[START Dataset records]
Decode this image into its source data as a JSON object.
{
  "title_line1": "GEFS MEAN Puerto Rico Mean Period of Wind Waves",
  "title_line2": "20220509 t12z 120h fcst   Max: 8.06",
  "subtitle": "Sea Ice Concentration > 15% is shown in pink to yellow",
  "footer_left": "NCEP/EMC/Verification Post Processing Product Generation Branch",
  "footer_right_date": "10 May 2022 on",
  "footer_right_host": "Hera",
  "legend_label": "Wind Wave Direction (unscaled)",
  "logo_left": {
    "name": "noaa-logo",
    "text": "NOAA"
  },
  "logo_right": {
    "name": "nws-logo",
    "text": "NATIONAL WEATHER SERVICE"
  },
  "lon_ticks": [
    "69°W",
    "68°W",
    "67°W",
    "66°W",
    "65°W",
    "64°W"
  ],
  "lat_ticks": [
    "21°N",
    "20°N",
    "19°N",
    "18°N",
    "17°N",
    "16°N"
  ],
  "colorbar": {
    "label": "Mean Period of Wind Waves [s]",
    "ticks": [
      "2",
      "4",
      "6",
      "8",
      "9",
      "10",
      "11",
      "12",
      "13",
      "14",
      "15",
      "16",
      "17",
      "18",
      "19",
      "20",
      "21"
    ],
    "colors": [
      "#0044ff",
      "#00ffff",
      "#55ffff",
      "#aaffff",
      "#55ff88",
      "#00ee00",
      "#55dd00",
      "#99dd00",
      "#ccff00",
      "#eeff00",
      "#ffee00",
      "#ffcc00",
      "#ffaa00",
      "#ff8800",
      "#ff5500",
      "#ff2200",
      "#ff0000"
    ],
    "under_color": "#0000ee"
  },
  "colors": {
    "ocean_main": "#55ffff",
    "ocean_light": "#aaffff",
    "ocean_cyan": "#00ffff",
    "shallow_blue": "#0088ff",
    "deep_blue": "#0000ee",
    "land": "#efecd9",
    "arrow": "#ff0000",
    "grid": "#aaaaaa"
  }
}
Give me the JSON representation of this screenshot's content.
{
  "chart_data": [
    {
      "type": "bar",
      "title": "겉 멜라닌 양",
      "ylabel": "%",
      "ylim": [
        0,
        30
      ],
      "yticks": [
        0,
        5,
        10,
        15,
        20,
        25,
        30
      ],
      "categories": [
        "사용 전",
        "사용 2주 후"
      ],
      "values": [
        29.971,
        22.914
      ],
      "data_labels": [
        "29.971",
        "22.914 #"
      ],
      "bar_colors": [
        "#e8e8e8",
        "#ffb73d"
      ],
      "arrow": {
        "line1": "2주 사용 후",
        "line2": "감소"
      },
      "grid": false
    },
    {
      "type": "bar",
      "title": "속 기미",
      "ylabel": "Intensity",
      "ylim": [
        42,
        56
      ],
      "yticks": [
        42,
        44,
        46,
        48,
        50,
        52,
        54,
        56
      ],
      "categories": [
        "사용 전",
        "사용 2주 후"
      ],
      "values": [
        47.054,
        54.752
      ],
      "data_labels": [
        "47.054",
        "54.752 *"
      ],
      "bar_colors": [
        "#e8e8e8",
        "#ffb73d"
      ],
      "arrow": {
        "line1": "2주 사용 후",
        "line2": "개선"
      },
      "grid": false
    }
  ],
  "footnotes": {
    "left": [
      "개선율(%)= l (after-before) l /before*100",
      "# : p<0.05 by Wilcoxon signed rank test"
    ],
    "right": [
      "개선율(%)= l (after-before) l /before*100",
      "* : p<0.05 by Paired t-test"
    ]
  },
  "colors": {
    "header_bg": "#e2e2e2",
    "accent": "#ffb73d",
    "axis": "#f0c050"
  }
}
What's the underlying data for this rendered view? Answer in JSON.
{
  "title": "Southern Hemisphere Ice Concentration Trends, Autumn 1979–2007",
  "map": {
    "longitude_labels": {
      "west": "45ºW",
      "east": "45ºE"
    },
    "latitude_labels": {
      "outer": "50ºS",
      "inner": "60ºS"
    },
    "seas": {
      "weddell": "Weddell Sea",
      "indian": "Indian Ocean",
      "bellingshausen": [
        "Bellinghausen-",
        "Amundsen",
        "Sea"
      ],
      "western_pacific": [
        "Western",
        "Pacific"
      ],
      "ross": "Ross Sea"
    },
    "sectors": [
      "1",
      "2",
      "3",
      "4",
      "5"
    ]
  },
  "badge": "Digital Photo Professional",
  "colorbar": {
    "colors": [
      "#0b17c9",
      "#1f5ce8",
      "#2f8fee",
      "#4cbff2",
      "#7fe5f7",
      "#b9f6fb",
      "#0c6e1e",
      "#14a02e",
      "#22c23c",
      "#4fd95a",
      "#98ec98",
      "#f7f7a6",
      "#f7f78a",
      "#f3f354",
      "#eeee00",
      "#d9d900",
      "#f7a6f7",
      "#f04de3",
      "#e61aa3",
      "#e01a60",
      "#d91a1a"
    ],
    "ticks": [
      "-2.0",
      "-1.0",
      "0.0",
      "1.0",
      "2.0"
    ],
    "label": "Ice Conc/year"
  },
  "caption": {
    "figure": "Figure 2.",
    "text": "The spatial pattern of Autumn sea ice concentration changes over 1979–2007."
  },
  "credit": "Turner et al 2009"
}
[END Dataset records]
- [Required task] All of the records must be retyped exactly as they are.

- [Solution for this exercise]
Decode this image into its source data as a JSON object.
{
  "title_line1": "GEFS MEAN Puerto Rico Mean Period of Wind Waves",
  "title_line2": "20220509 t12z 120h fcst   Max: 8.06",
  "subtitle": "Sea Ice Concentration > 15% is shown in pink to yellow",
  "footer_left": "NCEP/EMC/Verification Post Processing Product Generation Branch",
  "footer_right_date": "10 May 2022 on",
  "footer_right_host": "Hera",
  "legend_label": "Wind Wave Direction (unscaled)",
  "logo_left": {
    "name": "noaa-logo",
    "text": "NOAA"
  },
  "logo_right": {
    "name": "nws-logo",
    "text": "NATIONAL WEATHER SERVICE"
  },
  "lon_ticks": [
    "69°W",
    "68°W",
    "67°W",
    "66°W",
    "65°W",
    "64°W"
  ],
  "lat_ticks": [
    "21°N",
    "20°N",
    "19°N",
    "18°N",
    "17°N",
    "16°N"
  ],
  "colorbar": {
    "label": "Mean Period of Wind Waves [s]",
    "ticks": [
      "2",
      "4",
      "6",
      "8",
      "9",
      "10",
      "11",
      "12",
      "13",
      "14",
      "15",
      "16",
      "17",
      "18",
      "19",
      "20",
      "21"
    ],
    "colors": [
      "#0044ff",
      "#00ffff",
      "#55ffff",
      "#aaffff",
      "#55ff88",
      "#00ee00",
      "#55dd00",
      "#99dd00",
      "#ccff00",
      "#eeff00",
      "#ffee00",
      "#ffcc00",
      "#ffaa00",
      "#ff8800",
      "#ff5500",
      "#ff2200",
      "#ff0000"
    ],
    "under_color": "#0000ee"
  },
  "colors": {
    "ocean_main": "#55ffff",
    "ocean_light": "#aaffff",
    "ocean_cyan": "#00ffff",
    "shallow_blue": "#0088ff",
    "deep_blue": "#0000ee",
    "land": "#efecd9",
    "arrow": "#ff0000",
    "grid": "#aaaaaa"
  }
}
Give me the JSON representation of this screenshot's content.
{
  "chart_data": [
    {
      "type": "bar",
      "title": "겉 멜라닌 양",
      "ylabel": "%",
      "ylim": [
        0,
        30
      ],
      "yticks": [
        0,
        5,
        10,
        15,
        20,
        25,
        30
      ],
      "categories": [
        "사용 전",
        "사용 2주 후"
      ],
      "values": [
        29.971,
        22.914
      ],
      "data_labels": [
        "29.971",
        "22.914 #"
      ],
      "bar_colors": [
        "#e8e8e8",
        "#ffb73d"
      ],
      "arrow": {
        "line1": "2주 사용 후",
        "line2": "감소"
      },
      "grid": false
    },
    {
      "type": "bar",
      "title": "속 기미",
      "ylabel": "Intensity",
      "ylim": [
        42,
        56
      ],
      "yticks": [
        42,
        44,
        46,
        48,
        50,
        52,
        54,
        56
      ],
      "categories": [
        "사용 전",
        "사용 2주 후"
      ],
      "values": [
        47.054,
        54.752
      ],
      "data_labels": [
        "47.054",
        "54.752 *"
      ],
      "bar_colors": [
        "#e8e8e8",
        "#ffb73d"
      ],
      "arrow": {
        "line1": "2주 사용 후",
        "line2": "개선"
      },
      "grid": false
    }
  ],
  "footnotes": {
    "left": [
      "개선율(%)= l (after-before) l /before*100",
      "# : p<0.05 by Wilcoxon signed rank test"
    ],
    "right": [
      "개선율(%)= l (after-before) l /before*100",
      "* : p<0.05 by Paired t-test"
    ]
  },
  "colors": {
    "header_bg": "#e2e2e2",
    "accent": "#ffb73d",
    "axis": "#f0c050"
  }
}
What's the underlying data for this rendered view? Answer in JSON.
{
  "title": "Southern Hemisphere Ice Concentration Trends, Autumn 1979–2007",
  "map": {
    "longitude_labels": {
      "west": "45ºW",
      "east": "45ºE"
    },
    "latitude_labels": {
      "outer": "50ºS",
      "inner": "60ºS"
    },
    "seas": {
      "weddell": "Weddell Sea",
      "indian": "Indian Ocean",
      "bellingshausen": [
        "Bellinghausen-",
        "Amundsen",
        "Sea"
      ],
      "western_pacific": [
        "Western",
        "Pacific"
      ],
      "ross": "Ross Sea"
    },
    "sectors": [
      "1",
      "2",
      "3",
      "4",
      "5"
    ]
  },
  "badge": "Digital Photo Professional",
  "colorbar": {
    "colors": [
      "#0b17c9",
      "#1f5ce8",
      "#2f8fee",
      "#4cbff2",
      "#7fe5f7",
      "#b9f6fb",
      "#0c6e1e",
      "#14a02e",
      "#22c23c",
      "#4fd95a",
      "#98ec98",
      "#f7f7a6",
      "#f7f78a",
      "#f3f354",
      "#eeee00",
      "#d9d900",
      "#f7a6f7",
      "#f04de3",
      "#e61aa3",
      "#e01a60",
      "#d91a1a"
    ],
    "ticks": [
      "-2.0",
      "-1.0",
      "0.0",
      "1.0",
      "2.0"
    ],
    "label": "Ice Conc/year"
  },
  "caption": {
    "figure": "Figure 2.",
    "text": "The spatial pattern of Autumn sea ice concentration changes over 1979–2007."
  },
  "credit": "Turner et al 2009"
}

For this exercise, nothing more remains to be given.